Extracted records
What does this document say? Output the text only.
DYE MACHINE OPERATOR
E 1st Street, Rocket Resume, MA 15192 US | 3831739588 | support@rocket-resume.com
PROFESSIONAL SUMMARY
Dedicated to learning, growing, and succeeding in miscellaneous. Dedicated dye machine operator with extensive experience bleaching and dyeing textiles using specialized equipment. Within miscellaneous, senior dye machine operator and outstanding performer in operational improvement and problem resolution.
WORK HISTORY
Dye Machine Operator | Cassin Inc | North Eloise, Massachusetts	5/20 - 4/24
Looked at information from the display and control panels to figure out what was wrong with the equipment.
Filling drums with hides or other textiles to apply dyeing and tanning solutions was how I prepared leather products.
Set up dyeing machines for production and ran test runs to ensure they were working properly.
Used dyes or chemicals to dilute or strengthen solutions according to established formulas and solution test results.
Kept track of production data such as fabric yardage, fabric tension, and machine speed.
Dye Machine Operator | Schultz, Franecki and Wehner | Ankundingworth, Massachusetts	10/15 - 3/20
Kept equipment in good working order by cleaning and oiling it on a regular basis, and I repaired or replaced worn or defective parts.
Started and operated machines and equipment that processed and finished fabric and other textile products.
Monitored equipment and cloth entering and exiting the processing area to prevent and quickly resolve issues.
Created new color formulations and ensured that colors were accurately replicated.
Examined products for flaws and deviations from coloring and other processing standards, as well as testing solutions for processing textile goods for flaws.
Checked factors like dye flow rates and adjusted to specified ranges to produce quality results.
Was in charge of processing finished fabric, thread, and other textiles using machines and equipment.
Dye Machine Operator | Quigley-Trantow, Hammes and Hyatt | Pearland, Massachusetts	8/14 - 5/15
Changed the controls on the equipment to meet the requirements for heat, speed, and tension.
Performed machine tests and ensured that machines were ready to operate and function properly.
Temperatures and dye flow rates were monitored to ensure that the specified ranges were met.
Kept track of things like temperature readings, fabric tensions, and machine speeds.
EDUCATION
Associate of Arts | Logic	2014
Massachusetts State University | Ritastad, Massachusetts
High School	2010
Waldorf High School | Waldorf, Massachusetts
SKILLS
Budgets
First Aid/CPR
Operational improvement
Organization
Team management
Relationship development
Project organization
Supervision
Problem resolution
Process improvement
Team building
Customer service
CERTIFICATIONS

▶ **WHAT THE TASK ASKS**:
Copy each record from above exactly, and include every line.

▶ **WRITTEN SOLUTION**:
What does this document say? Output the text only.
DYE MACHINE OPERATOR
E 1st Street, Rocket Resume, MA 15192 US | 3831739588 | support@rocket-resume.com
PROFESSIONAL SUMMARY
Dedicated to learning, growing, and succeeding in miscellaneous. Dedicated dye machine operator with extensive experience bleaching and dyeing textiles using specialized equipment. Within miscellaneous, senior dye machine operator and outstanding performer in operational improvement and problem resolution.
WORK HISTORY
Dye Machine Operator | Cassin Inc | North Eloise, Massachusetts	5/20 - 4/24
Looked at information from the display and control panels to figure out what was wrong with the equipment.
Filling drums with hides or other textiles to apply dyeing and tanning solutions was how I prepared leather products.
Set up dyeing machines for production and ran test runs to ensure they were working properly.
Used dyes or chemicals to dilute or strengthen solutions according to established formulas and solution test results.
Kept track of production data such as fabric yardage, fabric tension, and machine speed.
Dye Machine Operator | Schultz, Franecki and Wehner | Ankundingworth, Massachusetts	10/15 - 3/20
Kept equipment in good working order by cleaning and oiling it on a regular basis, and I repaired or replaced worn or defective parts.
Started and operated machines and equipment that processed and finished fabric and other textile products.
Monitored equipment and cloth entering and exiting the processing area to prevent and quickly resolve issues.
Created new color formulations and ensured that colors were accurately replicated.
Examined products for flaws and deviations from coloring and other processing standards, as well as testing solutions for processing textile goods for flaws.
Checked factors like dye flow rates and adjusted to specified ranges to produce quality results.
Was in charge of processing finished fabric, thread, and other textiles using machines and equipment.
Dye Machine Operator | Quigley-Trantow, Hammes and Hyatt | Pearland, Massachusetts	8/14 - 5/15
Changed the controls on the equipment to meet the requirements for heat, speed, and tension.
Performed machine tests and ensured that machines were ready to operate and function properly.
Temperatures and dye flow rates were monitored to ensure that the specified ranges were met.
Kept track of things like temperature readings, fabric tensions, and machine speeds.
EDUCATION
Associate of Arts | Logic	2014
Massachusetts State University | Ritastad, Massachusetts
High School	2010
Waldorf High School | Waldorf, Massachusetts
SKILLS
Budgets
First Aid/CPR
Operational improvement
Organization
Team management
Relationship development
Project organization
Supervision
Problem resolution
Process improvement
Team building
Customer service
CERTIFICATIONS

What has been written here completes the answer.